**Set exercise**
Below are some records. How many of their lines contain the string "type"? Give the number only.

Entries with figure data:
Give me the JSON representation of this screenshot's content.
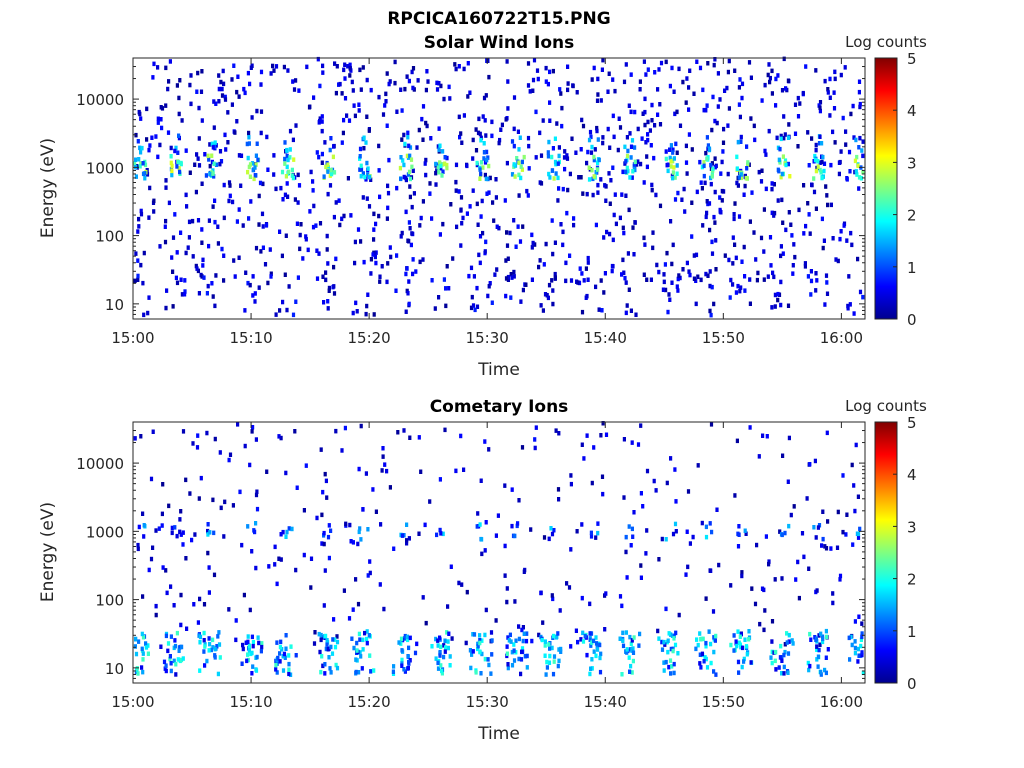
{
  "figure_title": "RPCICA160722T15.PNG",
  "chart_data": [
    {
      "type": "heatmap",
      "title": "Solar Wind Ions",
      "xlabel": "Time",
      "ylabel": "Energy (eV)",
      "x_ticks": [
        "15:00",
        "15:10",
        "15:20",
        "15:30",
        "15:40",
        "15:50",
        "16:00"
      ],
      "y_ticks": [
        "10",
        "100",
        "1000",
        "10000"
      ],
      "y_scale": "log",
      "xlim": [
        "15:00",
        "16:02"
      ],
      "ylim": [
        6,
        40000
      ],
      "colorbar": {
        "label": "Log counts",
        "ticks": [
          "0",
          "1",
          "2",
          "3",
          "4",
          "5"
        ],
        "range": [
          0,
          5
        ],
        "colormap": "jet"
      },
      "features": {
        "peak_energy_ev": 1000,
        "peak_log_counts": 3.0,
        "secondary_energy_ev": 2200,
        "low_energy_band_ev": [
          6,
          30
        ],
        "low_energy_log_counts": 0.5,
        "burst_times": [
          "15:00",
          "15:03",
          "15:06",
          "15:09.5",
          "15:12.5",
          "15:16",
          "15:19",
          "15:22.5",
          "15:25.5",
          "15:29",
          "15:32",
          "15:35",
          "15:38.5",
          "15:41.5",
          "15:45",
          "15:48",
          "15:51",
          "15:54.5",
          "15:57.5",
          "16:01"
        ]
      }
    },
    {
      "type": "heatmap",
      "title": "Cometary Ions",
      "xlabel": "Time",
      "ylabel": "Energy (eV)",
      "x_ticks": [
        "15:00",
        "15:10",
        "15:20",
        "15:30",
        "15:40",
        "15:50",
        "16:00"
      ],
      "y_ticks": [
        "10",
        "100",
        "1000",
        "10000"
      ],
      "y_scale": "log",
      "xlim": [
        "15:00",
        "16:02"
      ],
      "ylim": [
        6,
        40000
      ],
      "colorbar": {
        "label": "Log counts",
        "ticks": [
          "0",
          "1",
          "2",
          "3",
          "4",
          "5"
        ],
        "range": [
          0,
          5
        ],
        "colormap": "jet"
      },
      "features": {
        "peak_energy_ev": 20,
        "peak_log_counts": 2.0,
        "secondary_energy_ev": 1000,
        "secondary_log_counts": 0.8,
        "low_energy_band_ev": [
          8,
          35
        ],
        "burst_times": [
          "15:00",
          "15:03",
          "15:06",
          "15:09.5",
          "15:12.5",
          "15:16",
          "15:19",
          "15:22.5",
          "15:25.5",
          "15:29",
          "15:32",
          "15:35",
          "15:38.5",
          "15:41.5",
          "15:45",
          "15:48",
          "15:51",
          "15:54.5",
          "15:57.5",
          "16:01"
        ]
      }
    }
  ]
}
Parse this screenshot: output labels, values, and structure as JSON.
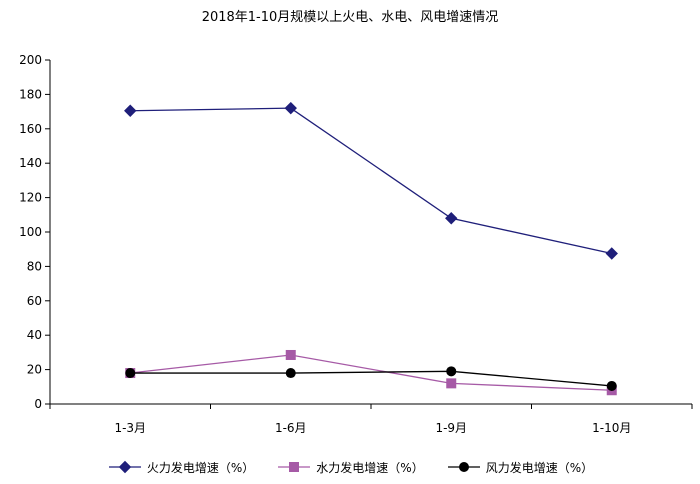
{
  "chart_data": {
    "type": "line",
    "title": "2018年1-10月规模以上火电、水电、风电增速情况",
    "categories": [
      "1-3月",
      "1-6月",
      "1-9月",
      "1-10月"
    ],
    "ylim": [
      0,
      200
    ],
    "yticks": [
      0,
      20,
      40,
      60,
      80,
      100,
      120,
      140,
      160,
      180,
      200
    ],
    "grid": false,
    "legend": "bottom",
    "series": [
      {
        "name": "火力发电增速（%）",
        "values": [
          170.5,
          172,
          108,
          87.5
        ],
        "color": "#1f1f7a",
        "marker": "diamond"
      },
      {
        "name": "水力发电增速（%）",
        "values": [
          18,
          28.5,
          12,
          8
        ],
        "color": "#a65aa6",
        "marker": "square"
      },
      {
        "name": "风力发电增速（%）",
        "values": [
          18,
          18,
          19,
          10.5
        ],
        "color": "#000000",
        "marker": "circle"
      }
    ]
  }
}
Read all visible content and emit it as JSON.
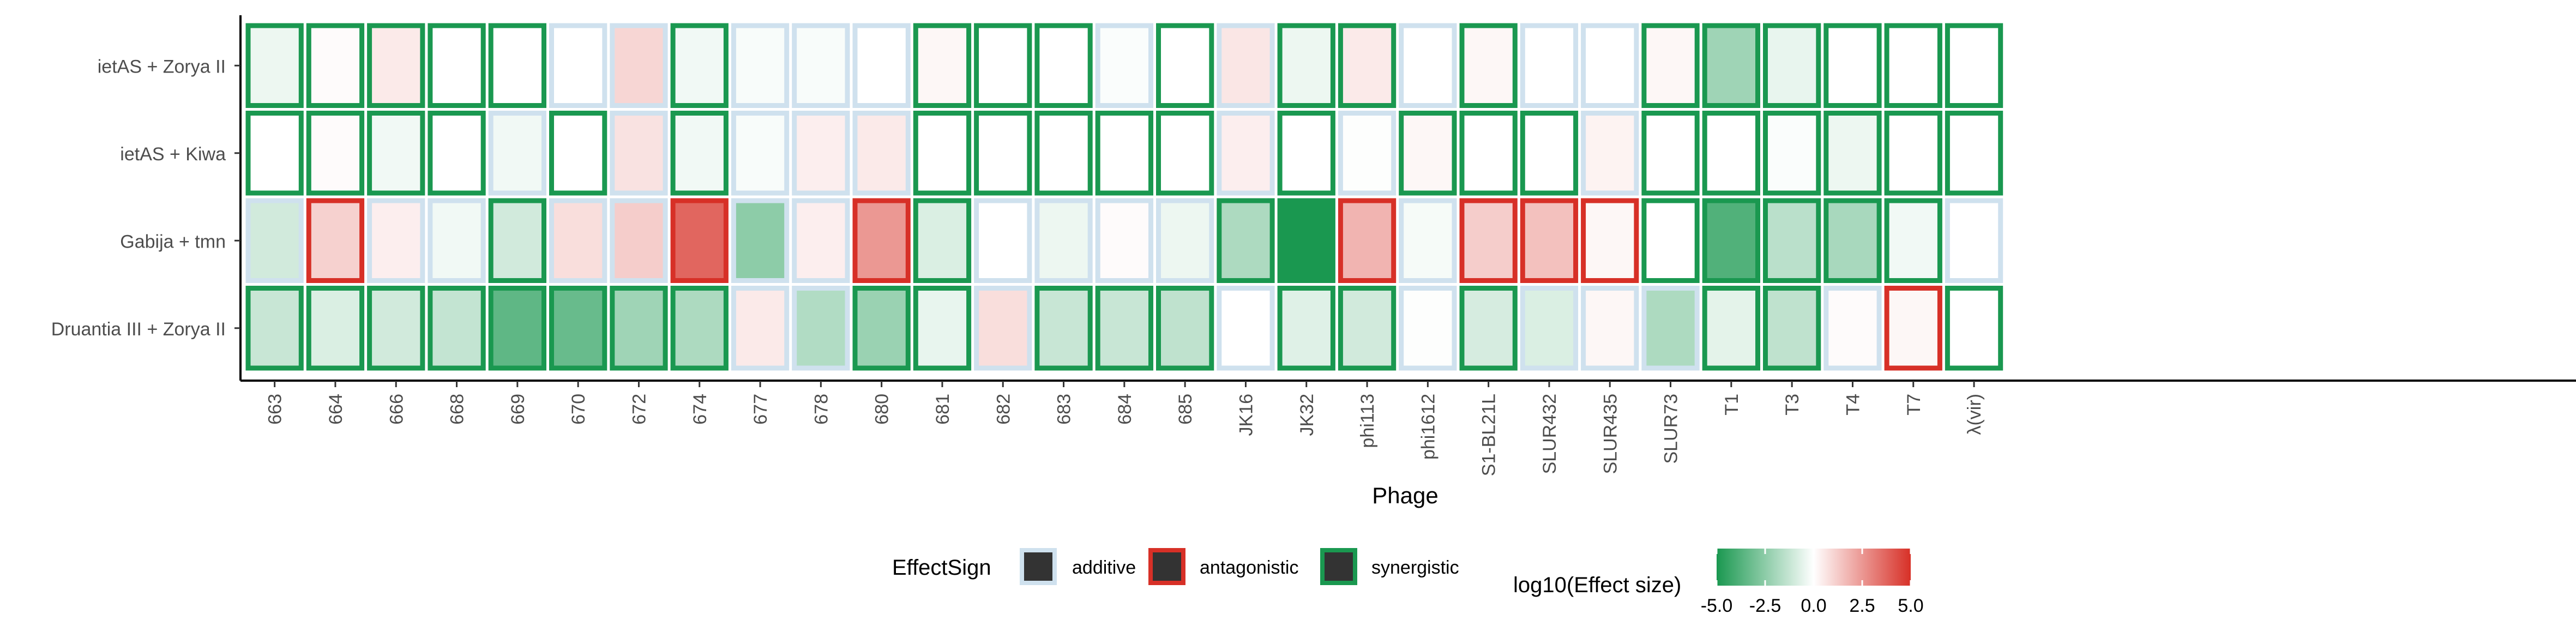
{
  "chart_data": {
    "type": "heatmap",
    "xlabel": "Phage",
    "ylabel": "",
    "rows": [
      "ietAS + Zorya II",
      "ietAS + Kiwa",
      "Gabija + tmn",
      "Druantia III + Zorya II"
    ],
    "columns": [
      "663",
      "664",
      "666",
      "668",
      "669",
      "670",
      "672",
      "674",
      "677",
      "678",
      "680",
      "681",
      "682",
      "683",
      "684",
      "685",
      "JK16",
      "JK32",
      "phi113",
      "phi1612",
      "S1-BL21L",
      "SLUR432",
      "SLUR435",
      "SLUR73",
      "T1",
      "T3",
      "T4",
      "T7",
      "λ(vir)"
    ],
    "values": [
      [
        -0.4,
        0.1,
        0.5,
        0.0,
        0.0,
        0.0,
        1.0,
        -0.3,
        -0.15,
        -0.15,
        0.0,
        0.2,
        0.0,
        0.0,
        -0.1,
        0.0,
        0.6,
        -0.4,
        0.5,
        0.0,
        0.2,
        0.0,
        0.0,
        0.2,
        -2.1,
        -0.5,
        0.0,
        0.0,
        0.0
      ],
      [
        0.0,
        0.1,
        -0.3,
        0.0,
        -0.3,
        0.0,
        0.7,
        -0.3,
        -0.15,
        0.4,
        0.5,
        0.0,
        0.0,
        0.0,
        0.0,
        0.0,
        0.4,
        0.0,
        -0.05,
        0.2,
        0.0,
        0.0,
        0.3,
        0.0,
        0.0,
        -0.1,
        -0.4,
        0.0,
        0.0
      ],
      [
        -1.0,
        1.1,
        0.4,
        -0.3,
        -1.0,
        0.8,
        1.2,
        3.7,
        -2.5,
        0.4,
        2.5,
        -0.8,
        0.0,
        -0.4,
        0.1,
        -0.4,
        -1.8,
        -5.0,
        1.8,
        -0.2,
        1.2,
        1.5,
        0.2,
        0.0,
        -3.8,
        -1.5,
        -1.9,
        -0.3,
        0.0
      ],
      [
        -1.2,
        -0.8,
        -1.0,
        -1.3,
        -3.5,
        -3.3,
        -2.1,
        -1.8,
        0.5,
        -1.7,
        -2.2,
        -0.5,
        0.8,
        -1.2,
        -1.2,
        -1.4,
        0.0,
        -0.7,
        -1.0,
        -0.05,
        -0.9,
        -0.8,
        0.2,
        -1.8,
        -0.6,
        -1.4,
        0.1,
        0.2,
        0.0
      ]
    ],
    "effect_sign": [
      [
        "synergistic",
        "synergistic",
        "synergistic",
        "synergistic",
        "synergistic",
        "additive",
        "additive",
        "synergistic",
        "additive",
        "additive",
        "additive",
        "synergistic",
        "synergistic",
        "synergistic",
        "additive",
        "synergistic",
        "additive",
        "synergistic",
        "synergistic",
        "additive",
        "synergistic",
        "additive",
        "additive",
        "synergistic",
        "synergistic",
        "synergistic",
        "synergistic",
        "synergistic",
        "synergistic"
      ],
      [
        "synergistic",
        "synergistic",
        "synergistic",
        "synergistic",
        "additive",
        "synergistic",
        "additive",
        "synergistic",
        "additive",
        "additive",
        "additive",
        "synergistic",
        "synergistic",
        "synergistic",
        "synergistic",
        "synergistic",
        "additive",
        "synergistic",
        "additive",
        "synergistic",
        "synergistic",
        "synergistic",
        "additive",
        "synergistic",
        "synergistic",
        "synergistic",
        "synergistic",
        "synergistic",
        "synergistic"
      ],
      [
        "additive",
        "antagonistic",
        "additive",
        "additive",
        "synergistic",
        "additive",
        "additive",
        "antagonistic",
        "additive",
        "additive",
        "antagonistic",
        "synergistic",
        "additive",
        "additive",
        "additive",
        "additive",
        "synergistic",
        "synergistic",
        "antagonistic",
        "additive",
        "antagonistic",
        "antagonistic",
        "antagonistic",
        "synergistic",
        "synergistic",
        "synergistic",
        "synergistic",
        "synergistic",
        "additive"
      ],
      [
        "synergistic",
        "synergistic",
        "synergistic",
        "synergistic",
        "synergistic",
        "synergistic",
        "synergistic",
        "synergistic",
        "additive",
        "additive",
        "synergistic",
        "synergistic",
        "additive",
        "synergistic",
        "synergistic",
        "synergistic",
        "additive",
        "synergistic",
        "synergistic",
        "additive",
        "synergistic",
        "additive",
        "additive",
        "additive",
        "synergistic",
        "synergistic",
        "additive",
        "antagonistic",
        "synergistic"
      ]
    ],
    "legend": {
      "effect_sign_title": "EffectSign",
      "effect_sign_entries": [
        "additive",
        "antagonistic",
        "synergistic"
      ],
      "effect_sign_colors": [
        "#cfe1ee",
        "#d73027",
        "#1a9850"
      ],
      "color_title": "log10(Effect size)",
      "color_ticks": [
        "-5.0",
        "-2.5",
        "0.0",
        "2.5",
        "5.0"
      ],
      "color_range": [
        -5,
        5
      ],
      "color_low": "#1a9850",
      "color_mid": "#ffffff",
      "color_high": "#d73027",
      "placement": "bottom"
    },
    "grid": false
  }
}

**Result below**
4